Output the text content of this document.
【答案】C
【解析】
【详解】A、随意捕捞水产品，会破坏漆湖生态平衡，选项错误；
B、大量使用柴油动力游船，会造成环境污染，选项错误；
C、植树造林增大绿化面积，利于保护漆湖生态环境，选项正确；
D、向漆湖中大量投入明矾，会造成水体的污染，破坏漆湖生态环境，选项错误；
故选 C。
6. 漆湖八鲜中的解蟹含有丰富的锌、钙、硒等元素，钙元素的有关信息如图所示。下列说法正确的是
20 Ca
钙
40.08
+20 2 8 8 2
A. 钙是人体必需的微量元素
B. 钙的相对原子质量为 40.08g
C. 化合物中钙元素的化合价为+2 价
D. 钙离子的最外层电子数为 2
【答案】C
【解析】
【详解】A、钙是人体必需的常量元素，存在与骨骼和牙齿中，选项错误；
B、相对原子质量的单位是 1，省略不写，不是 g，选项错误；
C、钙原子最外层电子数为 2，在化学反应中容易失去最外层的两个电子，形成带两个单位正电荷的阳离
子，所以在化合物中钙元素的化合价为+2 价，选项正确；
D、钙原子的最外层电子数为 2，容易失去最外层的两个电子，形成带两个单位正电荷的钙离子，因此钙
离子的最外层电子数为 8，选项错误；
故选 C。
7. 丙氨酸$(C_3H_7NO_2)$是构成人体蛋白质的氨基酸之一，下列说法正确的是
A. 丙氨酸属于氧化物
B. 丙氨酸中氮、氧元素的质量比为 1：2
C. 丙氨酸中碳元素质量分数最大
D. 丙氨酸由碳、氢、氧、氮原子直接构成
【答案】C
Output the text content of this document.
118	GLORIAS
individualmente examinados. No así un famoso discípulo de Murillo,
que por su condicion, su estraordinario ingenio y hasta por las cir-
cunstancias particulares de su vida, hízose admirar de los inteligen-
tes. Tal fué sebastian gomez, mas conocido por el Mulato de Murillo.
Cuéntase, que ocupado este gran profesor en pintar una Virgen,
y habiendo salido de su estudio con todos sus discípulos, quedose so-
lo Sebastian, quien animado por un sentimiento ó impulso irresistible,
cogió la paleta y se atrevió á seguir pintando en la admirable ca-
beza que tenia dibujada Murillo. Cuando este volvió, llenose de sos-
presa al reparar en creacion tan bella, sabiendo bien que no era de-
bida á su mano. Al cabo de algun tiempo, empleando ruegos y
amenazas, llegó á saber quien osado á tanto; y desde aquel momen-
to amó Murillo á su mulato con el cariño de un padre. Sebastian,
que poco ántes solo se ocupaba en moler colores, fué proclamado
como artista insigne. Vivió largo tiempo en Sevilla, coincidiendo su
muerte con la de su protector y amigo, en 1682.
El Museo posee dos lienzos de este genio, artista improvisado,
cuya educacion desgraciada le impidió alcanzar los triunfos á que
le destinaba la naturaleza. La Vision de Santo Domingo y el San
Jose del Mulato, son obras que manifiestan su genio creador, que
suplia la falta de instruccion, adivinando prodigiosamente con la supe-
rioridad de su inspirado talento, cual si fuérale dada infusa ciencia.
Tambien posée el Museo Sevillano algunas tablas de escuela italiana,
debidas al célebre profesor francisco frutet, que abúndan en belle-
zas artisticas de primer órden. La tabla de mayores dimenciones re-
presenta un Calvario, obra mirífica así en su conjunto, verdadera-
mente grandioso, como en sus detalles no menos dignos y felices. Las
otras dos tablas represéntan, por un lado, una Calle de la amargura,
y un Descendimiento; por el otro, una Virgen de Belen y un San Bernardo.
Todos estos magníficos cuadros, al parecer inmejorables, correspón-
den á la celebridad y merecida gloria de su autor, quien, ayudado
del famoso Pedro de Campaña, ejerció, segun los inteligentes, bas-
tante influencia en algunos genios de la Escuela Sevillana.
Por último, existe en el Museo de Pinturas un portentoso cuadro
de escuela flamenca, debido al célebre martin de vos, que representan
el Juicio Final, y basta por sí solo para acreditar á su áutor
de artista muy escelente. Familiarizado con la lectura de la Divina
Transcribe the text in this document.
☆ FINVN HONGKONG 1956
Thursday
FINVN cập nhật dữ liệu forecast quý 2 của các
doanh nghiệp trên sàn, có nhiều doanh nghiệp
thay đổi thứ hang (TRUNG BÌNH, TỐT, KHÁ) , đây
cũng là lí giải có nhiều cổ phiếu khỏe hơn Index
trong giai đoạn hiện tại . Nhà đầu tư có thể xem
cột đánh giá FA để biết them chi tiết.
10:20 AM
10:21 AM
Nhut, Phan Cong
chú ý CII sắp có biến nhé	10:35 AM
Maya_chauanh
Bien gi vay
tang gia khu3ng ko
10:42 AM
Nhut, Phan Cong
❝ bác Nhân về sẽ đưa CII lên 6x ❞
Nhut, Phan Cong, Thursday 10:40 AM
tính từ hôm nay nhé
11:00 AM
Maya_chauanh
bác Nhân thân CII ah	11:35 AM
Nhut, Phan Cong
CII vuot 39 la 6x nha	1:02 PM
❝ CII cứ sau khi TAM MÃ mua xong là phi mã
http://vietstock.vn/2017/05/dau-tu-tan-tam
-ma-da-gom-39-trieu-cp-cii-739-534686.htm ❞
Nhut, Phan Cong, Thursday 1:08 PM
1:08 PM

# # # # # # #

**What is needed**
Extract every line above containing the word "下列说法正确的是".

**Response to the task**
6. 漆湖八鲜中的解蟹含有丰富的锌、钙、硒等元素，钙元素的有关信息如图所示。下列说法正确的是
7. 丙氨酸$(C_3H_7NO_2)$是构成人体蛋白质的氨基酸之一，下列说法正确的是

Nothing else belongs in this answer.